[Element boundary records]
····················
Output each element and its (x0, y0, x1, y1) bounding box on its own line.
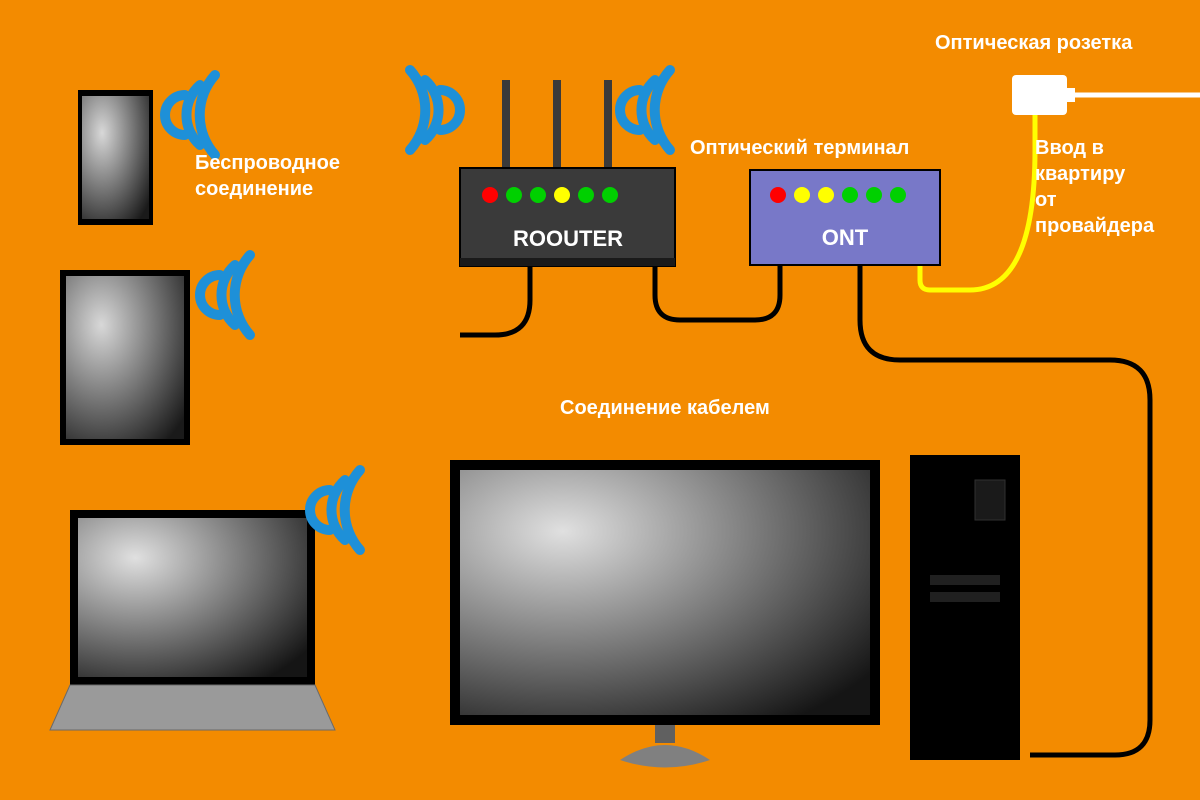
network-diagram: ONT ROOUTER (0, 0, 1200, 800)
svg-text:ONT: ONT (822, 225, 869, 250)
laptop-icon (50, 510, 335, 730)
monitor-icon (450, 460, 880, 768)
label-optical-terminal: Оптический терминал (690, 135, 909, 161)
optical-socket-icon (1012, 75, 1075, 115)
label-provider-input: Ввод в квартиру от провайдера (1035, 135, 1154, 239)
label-optical-socket: Оптическая розетка (935, 30, 1132, 56)
phone-icon (78, 90, 153, 225)
ont-device-icon: ONT (750, 170, 940, 265)
pc-tower-icon (910, 455, 1020, 760)
tablet-icon (60, 270, 190, 445)
svg-text:ROOUTER: ROOUTER (513, 226, 623, 251)
label-wireless-connection: Беспроводное соединение (195, 150, 340, 202)
label-cable-connection: Соединение кабелем (560, 395, 770, 421)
····················
[GIVEN PROBLEM] Reproduce all of the records above verbatim, omitting the pictures.

[TASK SOLUTION]
Output each element and its (x0, y0, x1, y1) bounding box on its own line.
network-diagram: ONT ROOUTER (0, 0, 1200, 800)
svg-text:ONT: ONT (822, 225, 869, 250)
laptop-icon (50, 510, 335, 730)
monitor-icon (450, 460, 880, 768)
label-optical-terminal: Оптический терминал (690, 135, 909, 161)
optical-socket-icon (1012, 75, 1075, 115)
label-provider-input: Ввод в квартиру от провайдера (1035, 135, 1154, 239)
label-optical-socket: Оптическая розетка (935, 30, 1132, 56)
phone-icon (78, 90, 153, 225)
ont-device-icon: ONT (750, 170, 940, 265)
pc-tower-icon (910, 455, 1020, 760)
tablet-icon (60, 270, 190, 445)
svg-text:ROOUTER: ROOUTER (513, 226, 623, 251)
label-wireless-connection: Беспроводное соединение (195, 150, 340, 202)
label-cable-connection: Соединение кабелем (560, 395, 770, 421)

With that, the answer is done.